### Data shown
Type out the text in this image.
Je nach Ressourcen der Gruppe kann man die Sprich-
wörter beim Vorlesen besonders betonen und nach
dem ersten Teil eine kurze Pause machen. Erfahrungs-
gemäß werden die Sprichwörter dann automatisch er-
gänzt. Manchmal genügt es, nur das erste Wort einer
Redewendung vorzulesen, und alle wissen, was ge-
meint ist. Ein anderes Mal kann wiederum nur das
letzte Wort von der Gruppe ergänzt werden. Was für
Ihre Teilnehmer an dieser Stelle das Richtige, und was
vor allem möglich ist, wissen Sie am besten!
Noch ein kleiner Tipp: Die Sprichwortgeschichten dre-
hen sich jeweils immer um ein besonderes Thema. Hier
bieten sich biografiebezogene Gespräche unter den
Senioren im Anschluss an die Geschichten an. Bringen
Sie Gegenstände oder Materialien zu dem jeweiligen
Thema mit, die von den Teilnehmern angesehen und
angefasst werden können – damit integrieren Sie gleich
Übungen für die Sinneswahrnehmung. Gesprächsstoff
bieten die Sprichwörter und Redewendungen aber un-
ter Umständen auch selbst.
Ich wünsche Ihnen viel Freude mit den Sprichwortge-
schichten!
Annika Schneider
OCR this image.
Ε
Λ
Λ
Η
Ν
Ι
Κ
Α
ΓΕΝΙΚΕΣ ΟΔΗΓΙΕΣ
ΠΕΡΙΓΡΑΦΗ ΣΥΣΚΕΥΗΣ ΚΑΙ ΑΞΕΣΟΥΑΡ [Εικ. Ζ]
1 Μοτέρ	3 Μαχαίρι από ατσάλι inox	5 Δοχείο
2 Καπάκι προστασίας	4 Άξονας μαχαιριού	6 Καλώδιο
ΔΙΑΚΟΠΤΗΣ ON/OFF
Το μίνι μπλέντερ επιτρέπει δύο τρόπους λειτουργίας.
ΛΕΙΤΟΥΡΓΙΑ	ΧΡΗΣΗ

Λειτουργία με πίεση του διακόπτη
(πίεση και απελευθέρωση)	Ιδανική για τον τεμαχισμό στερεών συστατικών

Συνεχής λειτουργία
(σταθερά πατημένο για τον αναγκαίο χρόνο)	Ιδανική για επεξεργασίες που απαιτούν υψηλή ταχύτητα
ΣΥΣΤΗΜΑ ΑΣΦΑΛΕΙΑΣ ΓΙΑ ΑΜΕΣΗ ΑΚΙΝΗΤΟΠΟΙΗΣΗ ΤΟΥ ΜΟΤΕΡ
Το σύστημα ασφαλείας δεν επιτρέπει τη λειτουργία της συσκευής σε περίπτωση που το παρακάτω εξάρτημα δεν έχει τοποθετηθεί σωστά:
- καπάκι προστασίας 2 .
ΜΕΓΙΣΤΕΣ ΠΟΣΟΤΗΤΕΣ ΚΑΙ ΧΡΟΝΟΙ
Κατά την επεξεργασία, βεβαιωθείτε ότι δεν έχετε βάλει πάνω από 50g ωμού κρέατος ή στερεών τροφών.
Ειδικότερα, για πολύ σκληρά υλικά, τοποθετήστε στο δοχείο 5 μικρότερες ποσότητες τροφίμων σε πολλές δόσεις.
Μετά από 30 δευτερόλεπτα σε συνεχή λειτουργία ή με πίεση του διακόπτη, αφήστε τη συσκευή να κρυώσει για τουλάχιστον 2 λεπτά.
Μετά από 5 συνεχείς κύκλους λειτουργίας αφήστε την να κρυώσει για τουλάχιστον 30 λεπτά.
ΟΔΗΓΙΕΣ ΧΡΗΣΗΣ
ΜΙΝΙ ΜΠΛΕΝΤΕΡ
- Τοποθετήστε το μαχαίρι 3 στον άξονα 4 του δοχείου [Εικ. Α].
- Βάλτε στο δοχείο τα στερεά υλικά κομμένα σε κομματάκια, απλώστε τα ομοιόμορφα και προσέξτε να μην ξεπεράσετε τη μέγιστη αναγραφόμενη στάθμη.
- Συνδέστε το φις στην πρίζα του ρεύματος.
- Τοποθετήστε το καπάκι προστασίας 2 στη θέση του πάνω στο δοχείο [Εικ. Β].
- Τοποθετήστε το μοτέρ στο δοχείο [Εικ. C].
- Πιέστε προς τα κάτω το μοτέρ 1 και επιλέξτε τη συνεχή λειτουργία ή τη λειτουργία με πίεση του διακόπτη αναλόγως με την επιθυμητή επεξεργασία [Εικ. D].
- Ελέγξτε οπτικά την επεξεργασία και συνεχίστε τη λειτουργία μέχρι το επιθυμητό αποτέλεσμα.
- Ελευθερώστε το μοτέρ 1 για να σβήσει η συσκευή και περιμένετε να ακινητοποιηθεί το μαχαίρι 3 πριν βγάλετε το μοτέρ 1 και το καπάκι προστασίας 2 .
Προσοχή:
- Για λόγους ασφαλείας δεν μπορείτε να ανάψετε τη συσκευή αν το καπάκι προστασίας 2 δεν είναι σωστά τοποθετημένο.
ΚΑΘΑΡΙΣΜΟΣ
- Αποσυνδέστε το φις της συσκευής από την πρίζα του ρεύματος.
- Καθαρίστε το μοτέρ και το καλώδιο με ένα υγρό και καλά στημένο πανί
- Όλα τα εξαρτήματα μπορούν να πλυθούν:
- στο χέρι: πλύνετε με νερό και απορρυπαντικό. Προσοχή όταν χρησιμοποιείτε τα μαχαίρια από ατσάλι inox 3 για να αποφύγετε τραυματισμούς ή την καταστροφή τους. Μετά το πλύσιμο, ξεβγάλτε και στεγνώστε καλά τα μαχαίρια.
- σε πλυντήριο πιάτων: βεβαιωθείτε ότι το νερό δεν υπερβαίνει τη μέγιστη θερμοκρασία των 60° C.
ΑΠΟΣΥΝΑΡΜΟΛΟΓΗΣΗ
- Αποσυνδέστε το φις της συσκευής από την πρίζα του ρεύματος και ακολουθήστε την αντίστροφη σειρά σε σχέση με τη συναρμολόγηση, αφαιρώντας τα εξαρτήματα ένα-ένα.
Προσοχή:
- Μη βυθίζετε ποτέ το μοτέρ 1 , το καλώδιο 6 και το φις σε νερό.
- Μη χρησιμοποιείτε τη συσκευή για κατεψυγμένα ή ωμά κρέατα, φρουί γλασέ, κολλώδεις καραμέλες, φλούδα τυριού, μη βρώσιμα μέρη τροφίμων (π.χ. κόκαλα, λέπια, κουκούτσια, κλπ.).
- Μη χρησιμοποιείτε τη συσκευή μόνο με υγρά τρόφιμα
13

### What to produce
Search the data for "λεπτά" and list every line in which it occurs.

### Result below
Μετά από 30 δευτερόλεπτα σε συνεχή λειτουργία ή με πίεση του διακόπτη, αφήστε τη συσκευή να κρυώσει για τουλάχιστον 2 λεπτά.
Μετά από 5 συνεχείς κύκλους λειτουργίας αφήστε την να κρυώσει για τουλάχιστον 30 λεπτά.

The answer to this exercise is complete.